→ Instructions for the task:
Copy out the lines that begin at the one containing "List every element" and end after the one containing "new-unit-project-dialog: 新建单位工程 ✕", keeping the wording unchanged. Leave the pictures out of your answer.

→ Data listing:
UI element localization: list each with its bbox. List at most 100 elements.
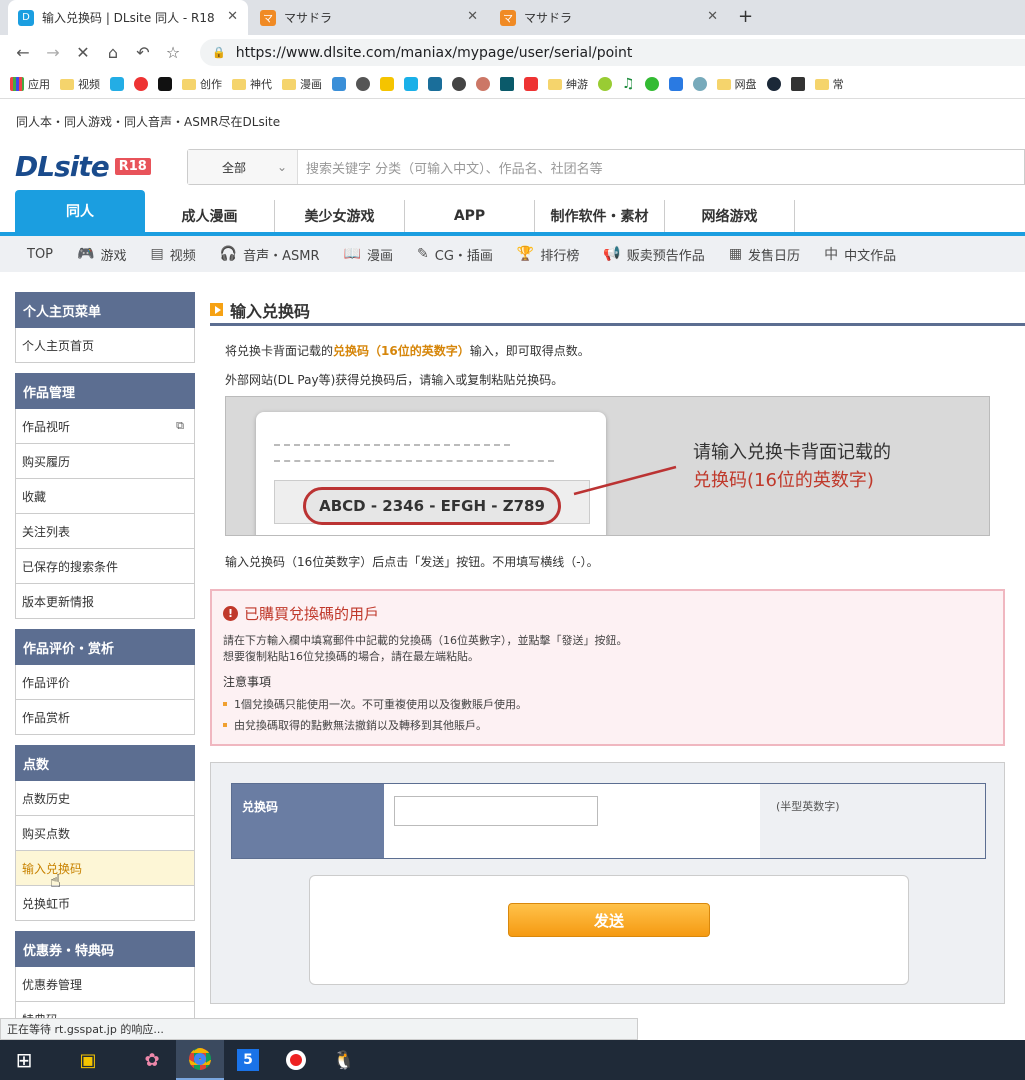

==

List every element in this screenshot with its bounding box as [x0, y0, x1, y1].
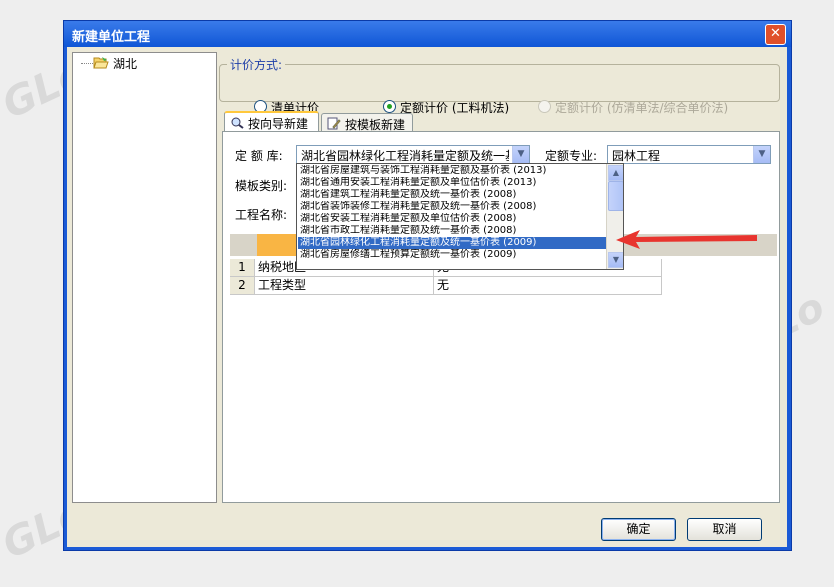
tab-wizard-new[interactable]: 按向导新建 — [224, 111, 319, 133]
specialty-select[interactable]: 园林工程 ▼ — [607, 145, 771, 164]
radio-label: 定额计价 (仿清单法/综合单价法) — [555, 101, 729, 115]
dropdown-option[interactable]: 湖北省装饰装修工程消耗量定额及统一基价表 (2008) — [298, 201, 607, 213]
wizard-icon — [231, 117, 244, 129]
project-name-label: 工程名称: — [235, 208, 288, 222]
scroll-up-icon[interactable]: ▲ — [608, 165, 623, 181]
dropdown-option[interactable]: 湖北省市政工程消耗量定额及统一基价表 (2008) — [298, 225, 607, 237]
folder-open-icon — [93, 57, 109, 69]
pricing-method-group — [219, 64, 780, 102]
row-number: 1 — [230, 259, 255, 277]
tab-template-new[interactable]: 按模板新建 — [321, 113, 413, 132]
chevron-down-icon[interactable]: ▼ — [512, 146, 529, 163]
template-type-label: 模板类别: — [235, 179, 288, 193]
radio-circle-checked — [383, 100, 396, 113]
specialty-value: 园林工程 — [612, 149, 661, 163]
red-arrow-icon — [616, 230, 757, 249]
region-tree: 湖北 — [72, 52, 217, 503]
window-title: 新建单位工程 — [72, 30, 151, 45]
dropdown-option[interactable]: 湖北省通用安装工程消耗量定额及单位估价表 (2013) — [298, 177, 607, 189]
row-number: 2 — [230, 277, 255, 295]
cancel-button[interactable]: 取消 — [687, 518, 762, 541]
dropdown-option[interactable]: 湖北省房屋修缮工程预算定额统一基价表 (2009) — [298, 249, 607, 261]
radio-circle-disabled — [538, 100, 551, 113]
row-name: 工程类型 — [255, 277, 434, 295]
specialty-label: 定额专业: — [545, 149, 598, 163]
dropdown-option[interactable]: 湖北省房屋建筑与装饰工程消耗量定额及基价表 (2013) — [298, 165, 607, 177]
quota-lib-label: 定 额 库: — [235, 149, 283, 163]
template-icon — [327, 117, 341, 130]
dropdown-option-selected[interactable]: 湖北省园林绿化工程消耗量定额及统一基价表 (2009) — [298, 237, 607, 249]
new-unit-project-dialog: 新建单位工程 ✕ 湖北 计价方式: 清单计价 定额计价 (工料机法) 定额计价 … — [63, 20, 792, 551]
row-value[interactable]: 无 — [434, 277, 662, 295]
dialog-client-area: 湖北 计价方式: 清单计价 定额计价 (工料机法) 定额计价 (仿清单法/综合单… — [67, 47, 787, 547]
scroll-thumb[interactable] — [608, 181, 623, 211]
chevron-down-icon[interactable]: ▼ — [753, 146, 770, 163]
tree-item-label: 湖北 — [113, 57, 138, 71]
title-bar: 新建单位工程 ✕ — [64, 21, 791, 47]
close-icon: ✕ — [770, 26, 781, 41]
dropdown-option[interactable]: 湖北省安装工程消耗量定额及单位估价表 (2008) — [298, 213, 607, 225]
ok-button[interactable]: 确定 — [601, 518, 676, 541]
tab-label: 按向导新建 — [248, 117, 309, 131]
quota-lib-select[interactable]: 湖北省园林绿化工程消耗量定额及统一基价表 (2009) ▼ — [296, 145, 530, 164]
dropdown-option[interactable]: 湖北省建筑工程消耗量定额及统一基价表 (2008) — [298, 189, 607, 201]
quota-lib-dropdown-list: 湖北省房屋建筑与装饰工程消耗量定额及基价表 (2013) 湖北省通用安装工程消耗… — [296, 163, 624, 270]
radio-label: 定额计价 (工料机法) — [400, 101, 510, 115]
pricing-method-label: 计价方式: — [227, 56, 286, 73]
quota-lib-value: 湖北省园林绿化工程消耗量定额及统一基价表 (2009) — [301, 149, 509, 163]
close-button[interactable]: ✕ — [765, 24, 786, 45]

→ Exercise output:
List every element in this screenshot with its bounding box as [x0, y0, x1, y1].
tab-wizard-new[interactable]: 按向导新建 — [224, 111, 319, 133]
specialty-select[interactable]: 园林工程 ▼ — [607, 145, 771, 164]
radio-label: 定额计价 (仿清单法/综合单价法) — [555, 101, 729, 115]
dropdown-option[interactable]: 湖北省装饰装修工程消耗量定额及统一基价表 (2008) — [298, 201, 607, 213]
wizard-icon — [231, 117, 244, 129]
project-name-label: 工程名称: — [235, 208, 288, 222]
scroll-up-icon[interactable]: ▲ — [608, 165, 623, 181]
dropdown-option[interactable]: 湖北省市政工程消耗量定额及统一基价表 (2008) — [298, 225, 607, 237]
folder-open-icon — [93, 57, 109, 69]
pricing-method-group — [219, 64, 780, 102]
row-number: 1 — [230, 259, 255, 277]
tab-template-new[interactable]: 按模板新建 — [321, 113, 413, 132]
chevron-down-icon[interactable]: ▼ — [512, 146, 529, 163]
template-type-label: 模板类别: — [235, 179, 288, 193]
radio-circle-checked — [383, 100, 396, 113]
specialty-value: 园林工程 — [612, 149, 661, 163]
red-arrow-icon — [616, 230, 757, 249]
region-tree: 湖北 — [72, 52, 217, 503]
window-title: 新建单位工程 — [72, 30, 151, 45]
dropdown-option[interactable]: 湖北省通用安装工程消耗量定额及单位估价表 (2013) — [298, 177, 607, 189]
row-number: 2 — [230, 277, 255, 295]
cancel-button[interactable]: 取消 — [687, 518, 762, 541]
dropdown-option[interactable]: 湖北省房屋修缮工程预算定额统一基价表 (2009) — [298, 249, 607, 261]
radio-circle-disabled — [538, 100, 551, 113]
row-name: 工程类型 — [255, 277, 434, 295]
specialty-label: 定额专业: — [545, 149, 598, 163]
dropdown-option[interactable]: 湖北省房屋建筑与装饰工程消耗量定额及基价表 (2013) — [298, 165, 607, 177]
quota-lib-label: 定 额 库: — [235, 149, 283, 163]
template-icon — [327, 117, 341, 130]
dropdown-option-selected[interactable]: 湖北省园林绿化工程消耗量定额及统一基价表 (2009) — [298, 237, 607, 249]
new-unit-project-dialog: 新建单位工程 ✕ 湖北 计价方式: 清单计价 定额计价 (工料机法) 定额计价 … — [63, 20, 792, 551]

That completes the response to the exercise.